What to work on >> In the listing below, count the lines with "frac" and report only the figure.

Task inputs >>
[Begin]
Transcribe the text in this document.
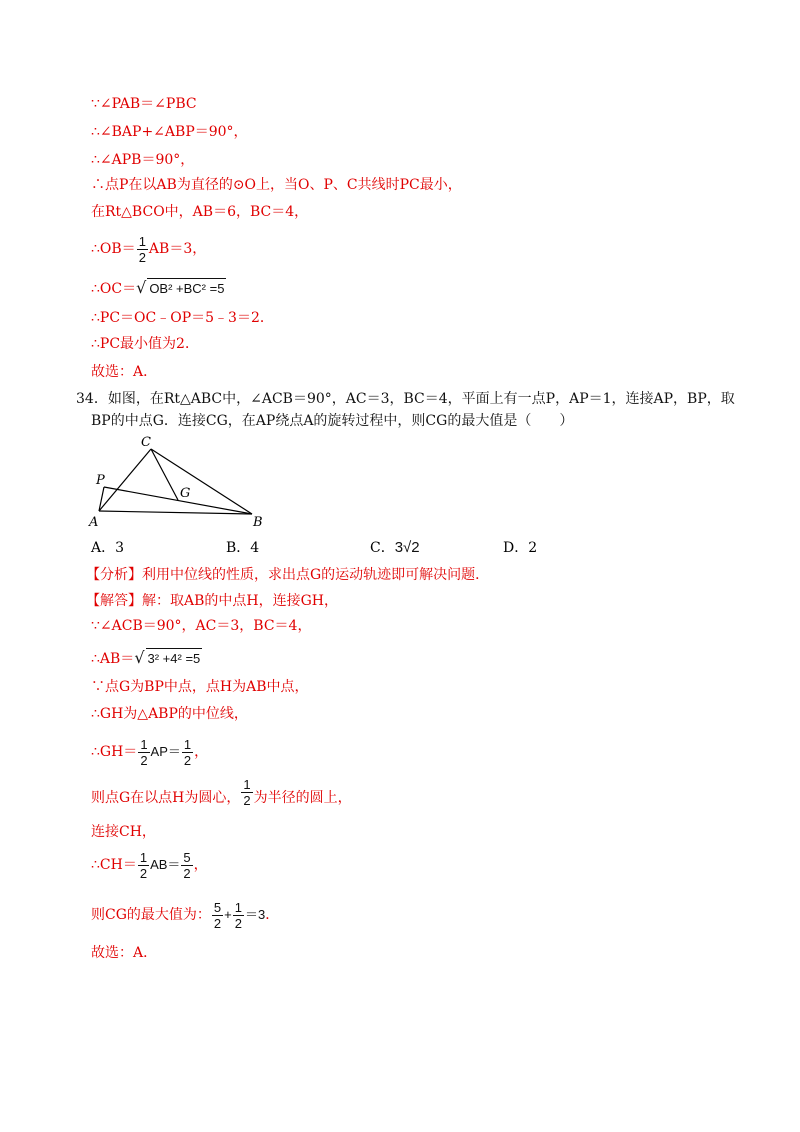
∵∠PAB＝∠PBC
∴∠BAP+∠ABP＝90°，
∴∠APB＝90°，
∴点P在以AB为直径的⊙O上，当O、P、C共线时PC最小，
在Rt△BCO中，AB＝6，BC＝4，
∴OB＝ $\frac{1}{2} AB=3$，
∴OC＝√ OB² +BC² =5
∴PC＝OC﹣OP＝5﹣3＝2．
∴PC最小值为2．
故选：A．
34．如图，在Rt△ABC中，∠ACB＝90°，AC＝3，BC＝4，平面上有一点P，AP＝1，连接AP，BP，取
BP的中点G．连接CG，在AP绕点A的旋转过程中，则CG的最大值是（　　）
C
P
G
A	B
A．3	B．4	C．3√2	D．2
【分析】利用中位线的性质，求出点G的运动轨迹即可解决问题．
【解答】解：取AB的中点H，连接GH，
∵∠ACB＝90°，AC＝3，BC＝4，
∴AB＝√ 3² +4² =5
∵点G为BP中点，点H为AB中点，
∴GH为△ABP的中位线，
∴GH＝ $\frac{1}{2} AP= \frac{1}{2}$ ，
则点G在以点H为圆心， $\frac{1}{2}$ 为半径的圆上，
连接CH，
∴CH＝ $\frac{1}{2} AB= \frac{5}{2}$ ，
则CG的最大值为： $\frac{5}{2} + \frac{1}{2} =3$．
故选：A．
[End]
In response >> 5